Records from a collection of figures
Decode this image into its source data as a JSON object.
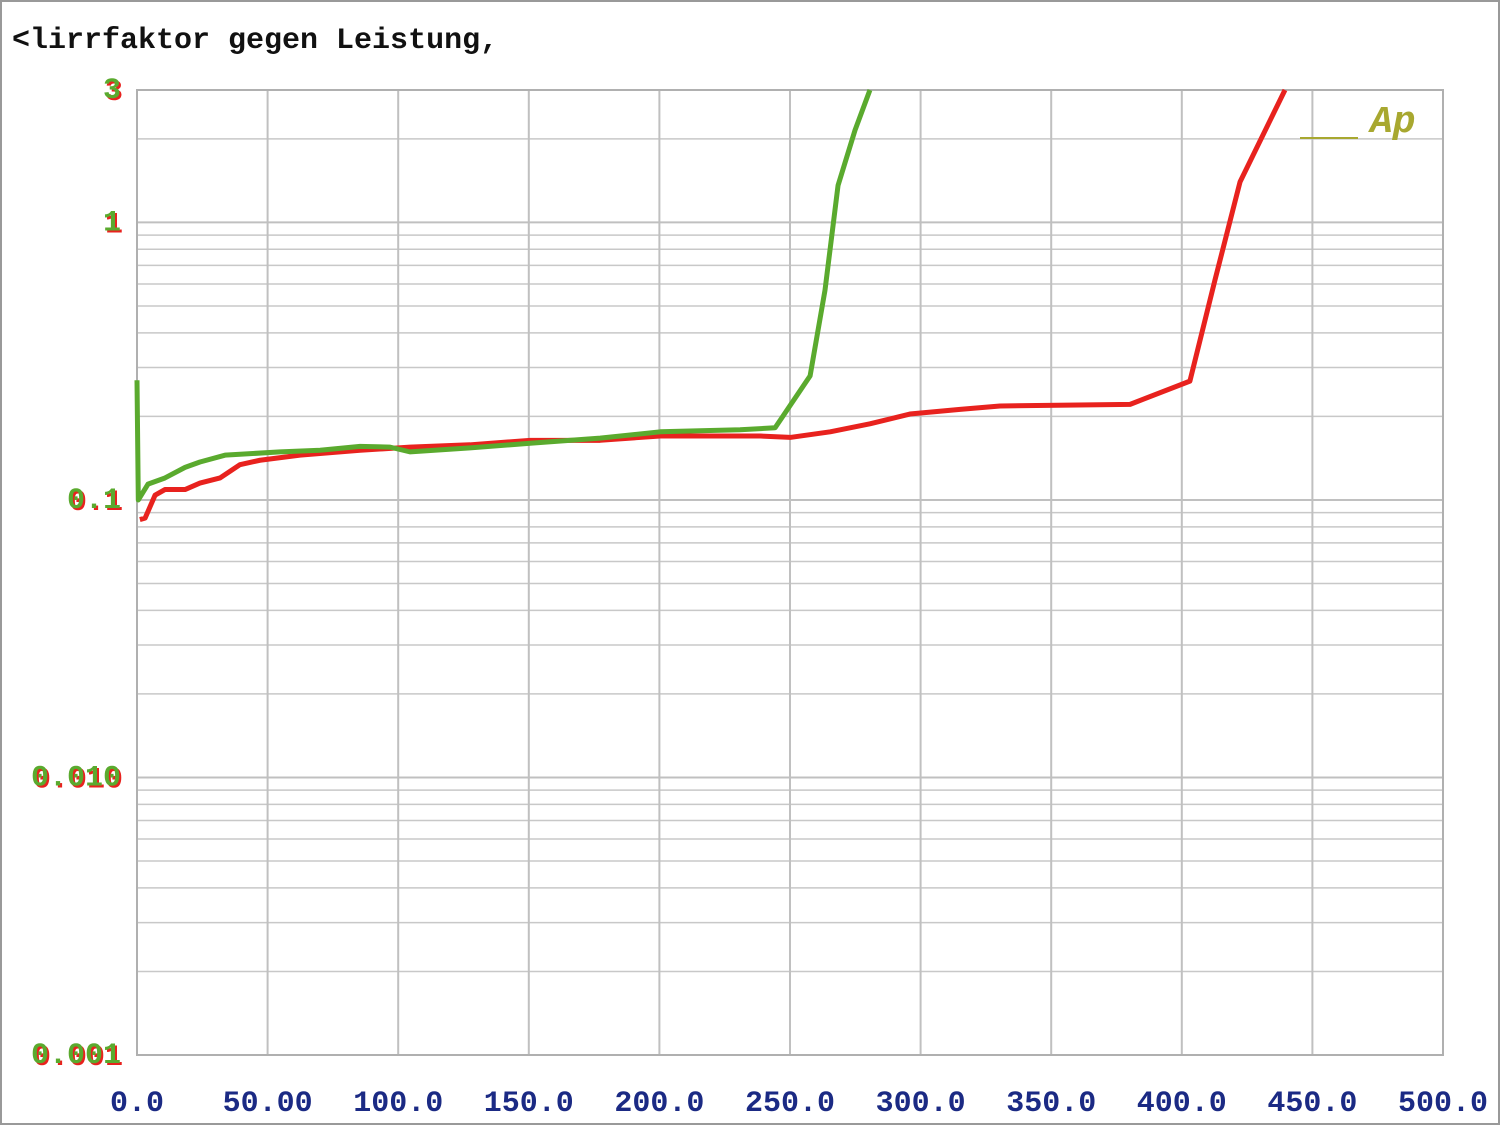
{
  "chart_data": {
    "type": "line",
    "title": "<lirrfaktor gegen Leistung,",
    "annotation": "Ap",
    "log_y": true,
    "grid": true,
    "minor_grid": true,
    "xlim": [
      0,
      500
    ],
    "ylim": [
      0.001,
      3
    ],
    "xticks": [
      {
        "value": 0,
        "label": "0.0"
      },
      {
        "value": 50,
        "label": "50.00"
      },
      {
        "value": 100,
        "label": "100.0"
      },
      {
        "value": 150,
        "label": "150.0"
      },
      {
        "value": 200,
        "label": "200.0"
      },
      {
        "value": 250,
        "label": "250.0"
      },
      {
        "value": 300,
        "label": "300.0"
      },
      {
        "value": 350,
        "label": "350.0"
      },
      {
        "value": 400,
        "label": "400.0"
      },
      {
        "value": 450,
        "label": "450.0"
      },
      {
        "value": 500,
        "label": "500.0"
      }
    ],
    "yticks": [
      0.001,
      {
        "value": 0.01,
        "label": "0.010"
      },
      0.1,
      1,
      3
    ],
    "series": [
      {
        "color": "#e8221e",
        "x": [
          1.1,
          3.1,
          6.9,
          10.7,
          18.4,
          24.1,
          31.8,
          39.4,
          47.1,
          62.4,
          85.4,
          104.5,
          127.5,
          150.5,
          177.3,
          200.3,
          238.6,
          250.1,
          265.4,
          280.6,
          295.9,
          315.1,
          330.4,
          380.2,
          403.1,
          412.7,
          422.3,
          439.5
        ],
        "values": [
          0.085,
          0.086,
          0.104,
          0.109,
          0.109,
          0.115,
          0.12,
          0.134,
          0.139,
          0.145,
          0.151,
          0.155,
          0.158,
          0.164,
          0.164,
          0.17,
          0.17,
          0.168,
          0.176,
          0.188,
          0.204,
          0.212,
          0.218,
          0.221,
          0.268,
          0.62,
          1.4,
          3
        ]
      },
      {
        "color": "#5aaa2e",
        "x": [
          0,
          0.5,
          4.2,
          10.7,
          18.4,
          24.1,
          33.7,
          54.8,
          70.1,
          85.4,
          96.9,
          104.5,
          127.5,
          150.5,
          177.3,
          200.3,
          230.9,
          244.3,
          257.7,
          263.4,
          268.4,
          274.9,
          280.6
        ],
        "values": [
          0.27,
          0.1,
          0.114,
          0.12,
          0.131,
          0.137,
          0.145,
          0.149,
          0.151,
          0.156,
          0.155,
          0.149,
          0.154,
          0.16,
          0.167,
          0.176,
          0.179,
          0.182,
          0.28,
          0.57,
          1.36,
          2.15,
          3
        ]
      }
    ]
  }
}
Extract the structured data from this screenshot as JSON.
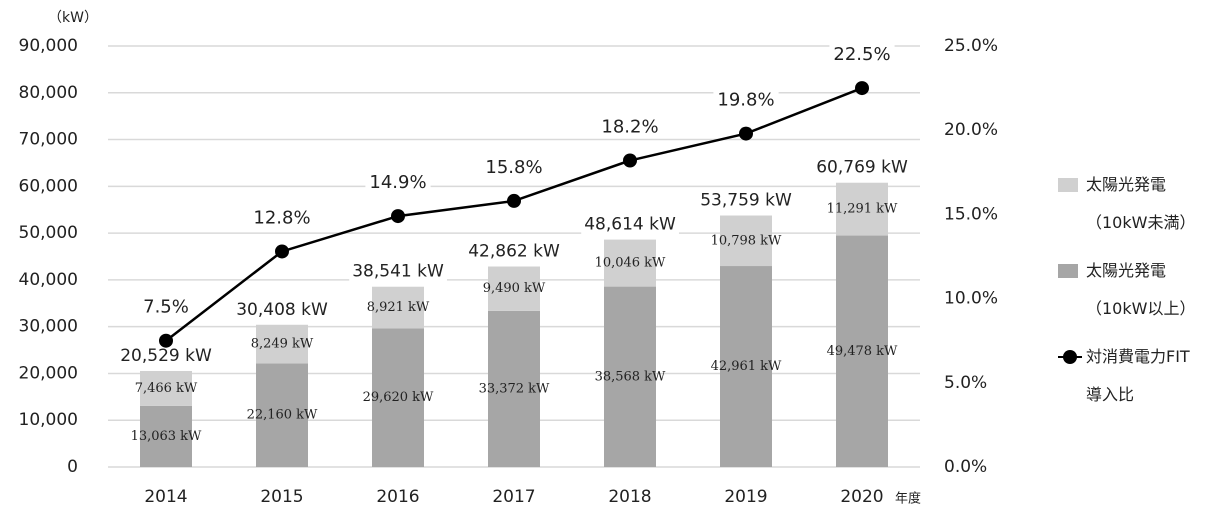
{
  "chart_data": {
    "type": "stacked-bar-line",
    "y_unit": "（kW）",
    "x_unit": "年度",
    "categories": [
      "2014",
      "2015",
      "2016",
      "2017",
      "2018",
      "2019",
      "2020"
    ],
    "series": [
      {
        "name": "太陽光発電\n（10kW以上）",
        "color": "#a6a6a6",
        "values": [
          13063,
          22160,
          29620,
          33372,
          38568,
          42961,
          49478
        ],
        "value_labels": [
          "13,063 kW",
          "22,160 kW",
          "29,620 kW",
          "33,372 kW",
          "38,568 kW",
          "42,961 kW",
          "49,478 kW"
        ]
      },
      {
        "name": "太陽光発電\n（10kW未満）",
        "color": "#d0d0d0",
        "values": [
          7466,
          8249,
          8921,
          9490,
          10046,
          10798,
          11291
        ],
        "value_labels": [
          "7,466 kW",
          "8,249 kW",
          "8,921 kW",
          "9,490 kW",
          "10,046 kW",
          "10,798 kW",
          "11,291 kW"
        ]
      },
      {
        "name": "対消費電力FIT\n導入比",
        "color": "#000000",
        "axis": "y2",
        "values": [
          7.5,
          12.8,
          14.9,
          15.8,
          18.2,
          19.8,
          22.5
        ],
        "value_labels": [
          "7.5%",
          "12.8%",
          "14.9%",
          "15.8%",
          "18.2%",
          "19.8%",
          "22.5%"
        ]
      }
    ],
    "total_labels": [
      "20,529 kW",
      "30,408 kW",
      "38,541 kW",
      "42,862 kW",
      "48,614 kW",
      "53,759 kW",
      "60,769 kW"
    ],
    "ylim": [
      0,
      90000
    ],
    "yticks": [
      0,
      {
        "value": 10000,
        "label": "10,000"
      },
      {
        "value": 20000,
        "label": "20,000"
      },
      {
        "value": 30000,
        "label": "30,000"
      },
      {
        "value": 40000,
        "label": "40,000"
      },
      {
        "value": 50000,
        "label": "50,000"
      },
      {
        "value": 60000,
        "label": "60,000"
      },
      {
        "value": 70000,
        "label": "70,000"
      },
      {
        "value": 80000,
        "label": "80,000"
      },
      {
        "value": 90000,
        "label": "90,000"
      }
    ],
    "y2lim": [
      0,
      25
    ],
    "y2ticks": [
      {
        "value": 0,
        "label": "0.0%"
      },
      {
        "value": 5,
        "label": "5.0%"
      },
      {
        "value": 10,
        "label": "10.0%"
      },
      {
        "value": 15,
        "label": "15.0%"
      },
      {
        "value": 20,
        "label": "20.0%"
      },
      {
        "value": 25,
        "label": "25.0%"
      }
    ],
    "grid": true,
    "legend": "right"
  }
}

• [Exercise]
Please write out all of the material above without changing a word, and omit any pictures.

• [Task output]
Decode this image into its source data as a JSON object.
{
  "chart_data": {
    "type": "line",
    "title": "<lirrfaktor gegen Leistung,",
    "annotation": "Ap",
    "log_y": true,
    "grid": true,
    "minor_grid": true,
    "xlim": [
      0,
      500
    ],
    "ylim": [
      0.001,
      3
    ],
    "xticks": [
      {
        "value": 0,
        "label": "0.0"
      },
      {
        "value": 50,
        "label": "50.00"
      },
      {
        "value": 100,
        "label": "100.0"
      },
      {
        "value": 150,
        "label": "150.0"
      },
      {
        "value": 200,
        "label": "200.0"
      },
      {
        "value": 250,
        "label": "250.0"
      },
      {
        "value": 300,
        "label": "300.0"
      },
      {
        "value": 350,
        "label": "350.0"
      },
      {
        "value": 400,
        "label": "400.0"
      },
      {
        "value": 450,
        "label": "450.0"
      },
      {
        "value": 500,
        "label": "500.0"
      }
    ],
    "yticks": [
      0.001,
      {
        "value": 0.01,
        "label": "0.010"
      },
      0.1,
      1,
      3
    ],
    "series": [
      {
        "color": "#e8221e",
        "x": [
          1.1,
          3.1,
          6.9,
          10.7,
          18.4,
          24.1,
          31.8,
          39.4,
          47.1,
          62.4,
          85.4,
          104.5,
          127.5,
          150.5,
          177.3,
          200.3,
          238.6,
          250.1,
          265.4,
          280.6,
          295.9,
          315.1,
          330.4,
          380.2,
          403.1,
          412.7,
          422.3,
          439.5
        ],
        "values": [
          0.085,
          0.086,
          0.104,
          0.109,
          0.109,
          0.115,
          0.12,
          0.134,
          0.139,
          0.145,
          0.151,
          0.155,
          0.158,
          0.164,
          0.164,
          0.17,
          0.17,
          0.168,
          0.176,
          0.188,
          0.204,
          0.212,
          0.218,
          0.221,
          0.268,
          0.62,
          1.4,
          3
        ]
      },
      {
        "color": "#5aaa2e",
        "x": [
          0,
          0.5,
          4.2,
          10.7,
          18.4,
          24.1,
          33.7,
          54.8,
          70.1,
          85.4,
          96.9,
          104.5,
          127.5,
          150.5,
          177.3,
          200.3,
          230.9,
          244.3,
          257.7,
          263.4,
          268.4,
          274.9,
          280.6
        ],
        "values": [
          0.27,
          0.1,
          0.114,
          0.12,
          0.131,
          0.137,
          0.145,
          0.149,
          0.151,
          0.156,
          0.155,
          0.149,
          0.154,
          0.16,
          0.167,
          0.176,
          0.179,
          0.182,
          0.28,
          0.57,
          1.36,
          2.15,
          3
        ]
      }
    ]
  }
}
Extract the structured data from this screenshot as JSON.
{
  "chart_data": {
    "type": "stacked-bar-line",
    "y_unit": "（kW）",
    "x_unit": "年度",
    "categories": [
      "2014",
      "2015",
      "2016",
      "2017",
      "2018",
      "2019",
      "2020"
    ],
    "series": [
      {
        "name": "太陽光発電\n（10kW以上）",
        "color": "#a6a6a6",
        "values": [
          13063,
          22160,
          29620,
          33372,
          38568,
          42961,
          49478
        ],
        "value_labels": [
          "13,063 kW",
          "22,160 kW",
          "29,620 kW",
          "33,372 kW",
          "38,568 kW",
          "42,961 kW",
          "49,478 kW"
        ]
      },
      {
        "name": "太陽光発電\n（10kW未満）",
        "color": "#d0d0d0",
        "values": [
          7466,
          8249,
          8921,
          9490,
          10046,
          10798,
          11291
        ],
        "value_labels": [
          "7,466 kW",
          "8,249 kW",
          "8,921 kW",
          "9,490 kW",
          "10,046 kW",
          "10,798 kW",
          "11,291 kW"
        ]
      },
      {
        "name": "対消費電力FIT\n導入比",
        "color": "#000000",
        "axis": "y2",
        "values": [
          7.5,
          12.8,
          14.9,
          15.8,
          18.2,
          19.8,
          22.5
        ],
        "value_labels": [
          "7.5%",
          "12.8%",
          "14.9%",
          "15.8%",
          "18.2%",
          "19.8%",
          "22.5%"
        ]
      }
    ],
    "total_labels": [
      "20,529 kW",
      "30,408 kW",
      "38,541 kW",
      "42,862 kW",
      "48,614 kW",
      "53,759 kW",
      "60,769 kW"
    ],
    "ylim": [
      0,
      90000
    ],
    "yticks": [
      0,
      {
        "value": 10000,
        "label": "10,000"
      },
      {
        "value": 20000,
        "label": "20,000"
      },
      {
        "value": 30000,
        "label": "30,000"
      },
      {
        "value": 40000,
        "label": "40,000"
      },
      {
        "value": 50000,
        "label": "50,000"
      },
      {
        "value": 60000,
        "label": "60,000"
      },
      {
        "value": 70000,
        "label": "70,000"
      },
      {
        "value": 80000,
        "label": "80,000"
      },
      {
        "value": 90000,
        "label": "90,000"
      }
    ],
    "y2lim": [
      0,
      25
    ],
    "y2ticks": [
      {
        "value": 0,
        "label": "0.0%"
      },
      {
        "value": 5,
        "label": "5.0%"
      },
      {
        "value": 10,
        "label": "10.0%"
      },
      {
        "value": 15,
        "label": "15.0%"
      },
      {
        "value": 20,
        "label": "20.0%"
      },
      {
        "value": 25,
        "label": "25.0%"
      }
    ],
    "grid": true,
    "legend": "right"
  }
}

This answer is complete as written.